Exercise objective: Transcribe the records below exactly.

## BEGIN Data lines

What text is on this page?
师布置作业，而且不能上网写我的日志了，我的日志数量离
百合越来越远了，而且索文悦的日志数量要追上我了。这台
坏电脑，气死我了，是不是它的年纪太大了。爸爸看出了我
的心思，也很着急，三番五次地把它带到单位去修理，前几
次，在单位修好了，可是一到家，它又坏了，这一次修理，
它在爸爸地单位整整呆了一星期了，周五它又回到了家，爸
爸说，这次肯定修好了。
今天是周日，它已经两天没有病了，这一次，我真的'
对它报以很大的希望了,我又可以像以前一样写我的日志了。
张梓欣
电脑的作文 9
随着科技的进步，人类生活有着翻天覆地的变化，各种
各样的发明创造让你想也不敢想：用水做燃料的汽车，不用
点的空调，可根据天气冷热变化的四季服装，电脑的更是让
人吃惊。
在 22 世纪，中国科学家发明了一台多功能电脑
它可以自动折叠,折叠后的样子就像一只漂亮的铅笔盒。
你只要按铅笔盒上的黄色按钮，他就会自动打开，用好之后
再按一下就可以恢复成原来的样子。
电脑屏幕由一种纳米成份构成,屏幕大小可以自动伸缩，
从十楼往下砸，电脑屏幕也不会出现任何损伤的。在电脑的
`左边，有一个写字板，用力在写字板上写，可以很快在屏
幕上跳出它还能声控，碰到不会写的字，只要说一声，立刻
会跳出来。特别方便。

## END Data lines

Written reply:
What text is on this page?
师布置作业，而且不能上网写我的日志了，我的日志数量离
百合越来越远了，而且索文悦的日志数量要追上我了。这台
坏电脑，气死我了，是不是它的年纪太大了。爸爸看出了我
的心思，也很着急，三番五次地把它带到单位去修理，前几
次，在单位修好了，可是一到家，它又坏了，这一次修理，
它在爸爸地单位整整呆了一星期了，周五它又回到了家，爸
爸说，这次肯定修好了。
今天是周日，它已经两天没有病了，这一次，我真的'
对它报以很大的希望了,我又可以像以前一样写我的日志了。
张梓欣
电脑的作文 9
随着科技的进步，人类生活有着翻天覆地的变化，各种
各样的发明创造让你想也不敢想：用水做燃料的汽车，不用
点的空调，可根据天气冷热变化的四季服装，电脑的更是让
人吃惊。
在 22 世纪，中国科学家发明了一台多功能电脑
它可以自动折叠,折叠后的样子就像一只漂亮的铅笔盒。
你只要按铅笔盒上的黄色按钮，他就会自动打开，用好之后
再按一下就可以恢复成原来的样子。
电脑屏幕由一种纳米成份构成,屏幕大小可以自动伸缩，
从十楼往下砸，电脑屏幕也不会出现任何损伤的。在电脑的
`左边，有一个写字板，用力在写字板上写，可以很快在屏
幕上跳出它还能声控，碰到不会写的字，只要说一声，立刻
会跳出来。特别方便。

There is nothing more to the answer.